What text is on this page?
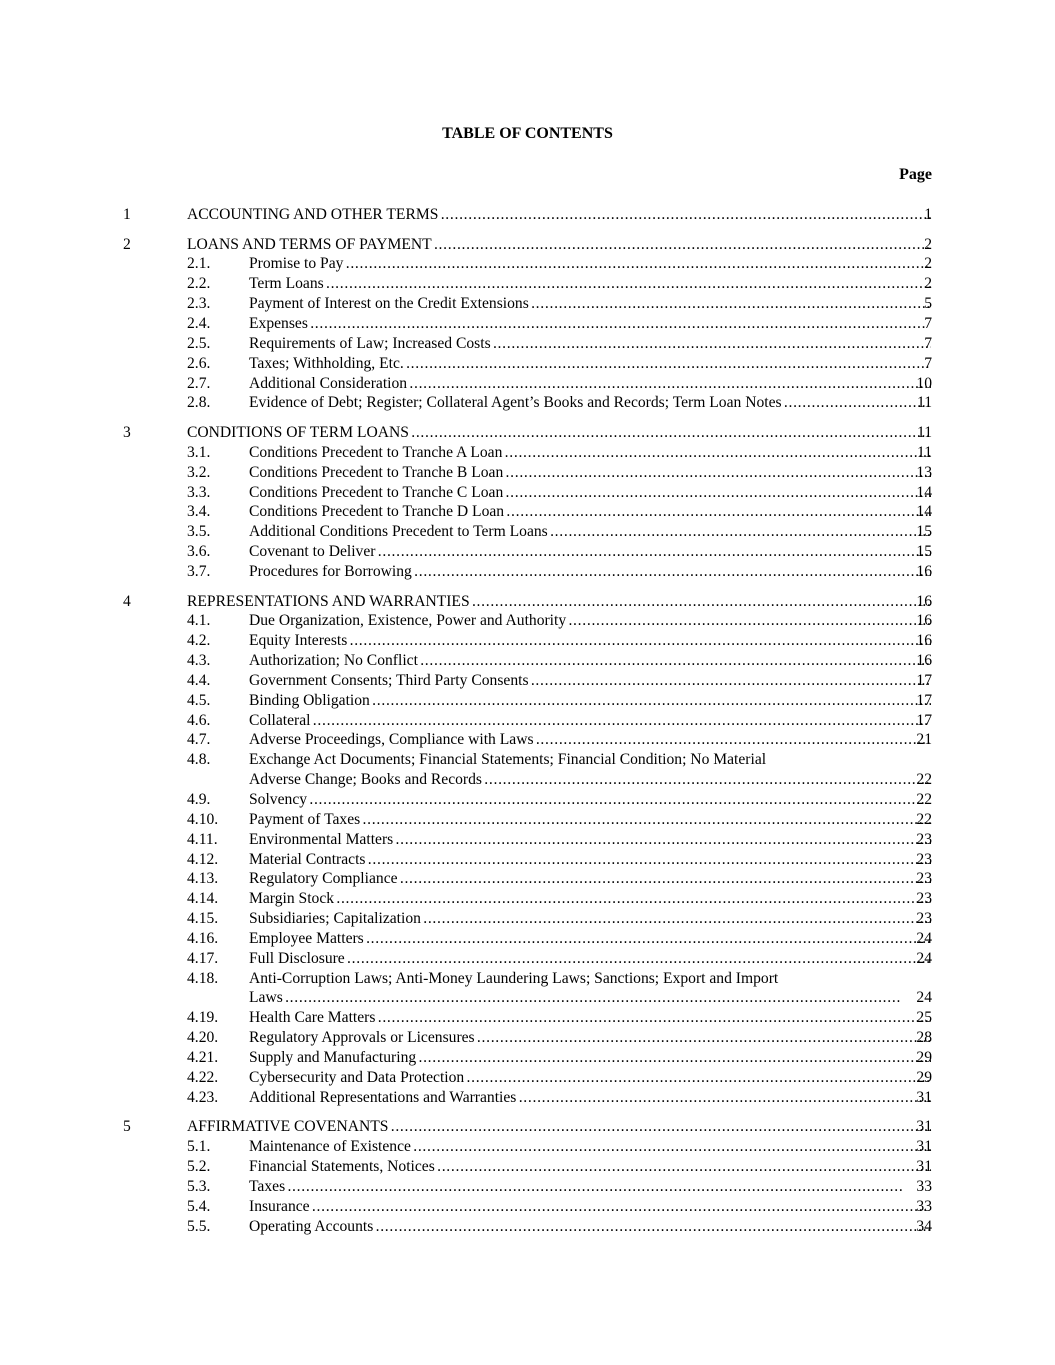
TABLE OF CONTENTS
Page
1	ACCOUNTING AND OTHER TERMS . . .	1
2	LOANS AND TERMS OF PAYMENT . . .	2
2.1. Promise to Pay . . .	2
2.2. Term Loans . . .	2
2.3. Payment of Interest on the Credit Extensions . . .	5
2.4. Expenses . . .	7
2.5. Requirements of Law; Increased Costs . . .	7
2.6. Taxes; Withholding, Etc. . . .	7
2.7. Additional Consideration . . .	10
2.8. Evidence of Debt; Register; Collateral Agent’s Books and Records; Term Loan Notes . . .	11
3	CONDITIONS OF TERM LOANS . . .	11
3.1. Conditions Precedent to Tranche A Loan . . .	11
3.2. Conditions Precedent to Tranche B Loan . . .	13
3.3. Conditions Precedent to Tranche C Loan . . .	14
3.4. Conditions Precedent to Tranche D Loan . . .	14
3.5. Additional Conditions Precedent to Term Loans . . .	15
3.6. Covenant to Deliver . . .	15
3.7. Procedures for Borrowing . . .	16
4	REPRESENTATIONS AND WARRANTIES . . .	16
4.1. Due Organization, Existence, Power and Authority . . .	16
4.2. Equity Interests . . .	16
4.3. Authorization; No Conflict . . .	16
4.4. Government Consents; Third Party Consents . . .	17
4.5. Binding Obligation . . .	17
4.6. Collateral . . .	17
4.7. Adverse Proceedings, Compliance with Laws . . .	21
4.8. Exchange Act Documents; Financial Statements; Financial Condition; No Material
Adverse Change; Books and Records . . .	22
4.9. Solvency . . .	22
4.10. Payment of Taxes . . .	22
4.11. Environmental Matters . . .	23
4.12. Material Contracts . . .	23
4.13. Regulatory Compliance . . .	23
4.14. Margin Stock . . .	23
4.15. Subsidiaries; Capitalization . . .	23
4.16. Employee Matters . . .	24
4.17. Full Disclosure . . .	24
4.18. Anti-Corruption Laws; Anti-Money Laundering Laws; Sanctions; Export and Import
Laws . . .	24
4.19. Health Care Matters . . .	25
4.20. Regulatory Approvals or Licensures . . .	28
4.21. Supply and Manufacturing . . .	29
4.22. Cybersecurity and Data Protection . . .	29
4.23. Additional Representations and Warranties . . .	31
5	AFFIRMATIVE COVENANTS . . .	31
5.1. Maintenance of Existence . . .	31
5.2. Financial Statements, Notices . . .	31
5.3. Taxes . . .	33
5.4. Insurance . . .	33
5.5. Operating Accounts . . .	34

### [WHAT THE TASK REQUIRES]
Reproduce the material above in full and without alteration, but skip all pictures.

### [WRITTEN REPLY]
What text is on this page?
TABLE OF CONTENTS
Page
1	ACCOUNTING AND OTHER TERMS . . .	1
2	LOANS AND TERMS OF PAYMENT . . .	2
2.1. Promise to Pay . . .	2
2.2. Term Loans . . .	2
2.3. Payment of Interest on the Credit Extensions . . .	5
2.4. Expenses . . .	7
2.5. Requirements of Law; Increased Costs . . .	7
2.6. Taxes; Withholding, Etc. . . .	7
2.7. Additional Consideration . . .	10
2.8. Evidence of Debt; Register; Collateral Agent’s Books and Records; Term Loan Notes . . .	11
3	CONDITIONS OF TERM LOANS . . .	11
3.1. Conditions Precedent to Tranche A Loan . . .	11
3.2. Conditions Precedent to Tranche B Loan . . .	13
3.3. Conditions Precedent to Tranche C Loan . . .	14
3.4. Conditions Precedent to Tranche D Loan . . .	14
3.5. Additional Conditions Precedent to Term Loans . . .	15
3.6. Covenant to Deliver . . .	15
3.7. Procedures for Borrowing . . .	16
4	REPRESENTATIONS AND WARRANTIES . . .	16
4.1. Due Organization, Existence, Power and Authority . . .	16
4.2. Equity Interests . . .	16
4.3. Authorization; No Conflict . . .	16
4.4. Government Consents; Third Party Consents . . .	17
4.5. Binding Obligation . . .	17
4.6. Collateral . . .	17
4.7. Adverse Proceedings, Compliance with Laws . . .	21
4.8. Exchange Act Documents; Financial Statements; Financial Condition; No Material
Adverse Change; Books and Records . . .	22
4.9. Solvency . . .	22
4.10. Payment of Taxes . . .	22
4.11. Environmental Matters . . .	23
4.12. Material Contracts . . .	23
4.13. Regulatory Compliance . . .	23
4.14. Margin Stock . . .	23
4.15. Subsidiaries; Capitalization . . .	23
4.16. Employee Matters . . .	24
4.17. Full Disclosure . . .	24
4.18. Anti-Corruption Laws; Anti-Money Laundering Laws; Sanctions; Export and Import
Laws . . .	24
4.19. Health Care Matters . . .	25
4.20. Regulatory Approvals or Licensures . . .	28
4.21. Supply and Manufacturing . . .	29
4.22. Cybersecurity and Data Protection . . .	29
4.23. Additional Representations and Warranties . . .	31
5	AFFIRMATIVE COVENANTS . . .	31
5.1. Maintenance of Existence . . .	31
5.2. Financial Statements, Notices . . .	31
5.3. Taxes . . .	33
5.4. Insurance . . .	33
5.5. Operating Accounts . . .	34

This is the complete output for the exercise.